╔══
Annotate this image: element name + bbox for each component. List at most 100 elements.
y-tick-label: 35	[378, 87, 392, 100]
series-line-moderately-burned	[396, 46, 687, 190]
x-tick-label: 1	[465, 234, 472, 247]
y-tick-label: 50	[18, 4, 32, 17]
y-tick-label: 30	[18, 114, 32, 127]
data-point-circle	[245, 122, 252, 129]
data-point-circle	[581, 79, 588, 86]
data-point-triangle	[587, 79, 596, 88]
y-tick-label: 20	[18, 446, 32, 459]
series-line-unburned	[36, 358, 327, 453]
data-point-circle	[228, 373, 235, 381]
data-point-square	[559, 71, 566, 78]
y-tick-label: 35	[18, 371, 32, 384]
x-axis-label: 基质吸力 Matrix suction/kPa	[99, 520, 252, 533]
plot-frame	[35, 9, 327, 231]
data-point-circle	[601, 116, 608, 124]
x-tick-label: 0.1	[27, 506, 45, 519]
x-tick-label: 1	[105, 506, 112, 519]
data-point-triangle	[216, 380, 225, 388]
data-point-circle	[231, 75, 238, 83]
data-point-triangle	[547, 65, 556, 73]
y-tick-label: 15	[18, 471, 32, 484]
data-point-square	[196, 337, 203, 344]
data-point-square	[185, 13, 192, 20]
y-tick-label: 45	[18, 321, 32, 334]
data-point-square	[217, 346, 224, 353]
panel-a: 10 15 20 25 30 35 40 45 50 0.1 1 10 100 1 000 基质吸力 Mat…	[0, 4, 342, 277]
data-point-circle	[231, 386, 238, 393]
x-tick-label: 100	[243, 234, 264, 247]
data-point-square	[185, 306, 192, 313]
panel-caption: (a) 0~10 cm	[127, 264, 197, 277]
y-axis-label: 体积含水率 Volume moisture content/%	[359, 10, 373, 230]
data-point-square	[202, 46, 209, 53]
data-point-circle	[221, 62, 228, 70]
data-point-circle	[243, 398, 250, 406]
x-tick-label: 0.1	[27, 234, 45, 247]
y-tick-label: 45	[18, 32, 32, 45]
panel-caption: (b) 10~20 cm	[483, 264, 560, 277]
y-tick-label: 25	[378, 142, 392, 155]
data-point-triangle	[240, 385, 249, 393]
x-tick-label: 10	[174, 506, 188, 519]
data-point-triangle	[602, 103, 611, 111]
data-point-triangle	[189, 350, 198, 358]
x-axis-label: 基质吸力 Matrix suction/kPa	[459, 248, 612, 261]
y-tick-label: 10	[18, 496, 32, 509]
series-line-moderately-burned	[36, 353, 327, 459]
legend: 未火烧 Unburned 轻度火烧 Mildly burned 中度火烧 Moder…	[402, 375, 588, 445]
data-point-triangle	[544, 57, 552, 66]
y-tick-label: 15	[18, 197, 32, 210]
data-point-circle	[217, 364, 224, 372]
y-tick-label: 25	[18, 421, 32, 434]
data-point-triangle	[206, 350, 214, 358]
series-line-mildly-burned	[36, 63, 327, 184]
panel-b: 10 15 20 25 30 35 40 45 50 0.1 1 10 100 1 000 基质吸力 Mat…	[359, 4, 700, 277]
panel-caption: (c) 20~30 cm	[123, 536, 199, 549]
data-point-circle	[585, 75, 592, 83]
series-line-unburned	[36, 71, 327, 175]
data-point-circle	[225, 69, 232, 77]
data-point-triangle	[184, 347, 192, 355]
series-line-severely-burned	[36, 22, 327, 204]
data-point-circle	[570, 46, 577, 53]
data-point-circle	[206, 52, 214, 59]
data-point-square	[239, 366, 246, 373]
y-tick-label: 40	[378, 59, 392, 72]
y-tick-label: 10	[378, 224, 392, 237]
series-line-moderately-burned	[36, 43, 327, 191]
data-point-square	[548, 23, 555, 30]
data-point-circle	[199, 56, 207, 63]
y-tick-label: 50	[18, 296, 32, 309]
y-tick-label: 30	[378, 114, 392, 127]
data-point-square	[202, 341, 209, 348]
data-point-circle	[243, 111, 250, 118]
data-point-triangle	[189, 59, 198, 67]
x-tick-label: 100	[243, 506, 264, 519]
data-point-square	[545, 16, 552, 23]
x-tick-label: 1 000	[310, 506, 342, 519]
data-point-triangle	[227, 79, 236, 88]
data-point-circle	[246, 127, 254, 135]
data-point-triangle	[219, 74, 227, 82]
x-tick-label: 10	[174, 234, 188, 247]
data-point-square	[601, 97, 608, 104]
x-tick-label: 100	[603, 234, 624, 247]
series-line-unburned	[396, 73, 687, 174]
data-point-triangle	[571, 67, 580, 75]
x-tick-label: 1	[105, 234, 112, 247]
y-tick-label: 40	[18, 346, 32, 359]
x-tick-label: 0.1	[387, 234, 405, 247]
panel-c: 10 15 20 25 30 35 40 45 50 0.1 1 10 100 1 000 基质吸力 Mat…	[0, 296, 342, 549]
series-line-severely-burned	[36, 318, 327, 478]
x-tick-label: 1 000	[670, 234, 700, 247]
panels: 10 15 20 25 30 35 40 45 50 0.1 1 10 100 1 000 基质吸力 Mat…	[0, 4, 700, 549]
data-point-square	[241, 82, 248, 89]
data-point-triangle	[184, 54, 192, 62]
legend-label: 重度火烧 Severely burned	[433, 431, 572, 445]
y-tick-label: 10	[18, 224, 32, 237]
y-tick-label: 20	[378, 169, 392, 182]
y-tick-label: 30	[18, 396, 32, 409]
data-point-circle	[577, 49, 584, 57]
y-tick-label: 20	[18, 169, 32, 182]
╚══
INSTRUCTION: Please print word for word the lines above, from the first one through the line holding "116, 608, 124]", both included.

WORKED ANSWER:
Annotate this image: element name + bbox for each component. List at most 100 elements.
y-tick-label: 35	[378, 87, 392, 100]
series-line-moderately-burned	[396, 46, 687, 190]
x-tick-label: 1	[465, 234, 472, 247]
y-tick-label: 50	[18, 4, 32, 17]
y-tick-label: 30	[18, 114, 32, 127]
data-point-circle	[245, 122, 252, 129]
data-point-circle	[581, 79, 588, 86]
data-point-triangle	[587, 79, 596, 88]
y-tick-label: 20	[18, 446, 32, 459]
series-line-unburned	[36, 358, 327, 453]
data-point-circle	[228, 373, 235, 381]
data-point-square	[559, 71, 566, 78]
y-tick-label: 35	[18, 371, 32, 384]
x-axis-label: 基质吸力 Matrix suction/kPa	[99, 520, 252, 533]
plot-frame	[35, 9, 327, 231]
data-point-circle	[601, 116, 608, 124]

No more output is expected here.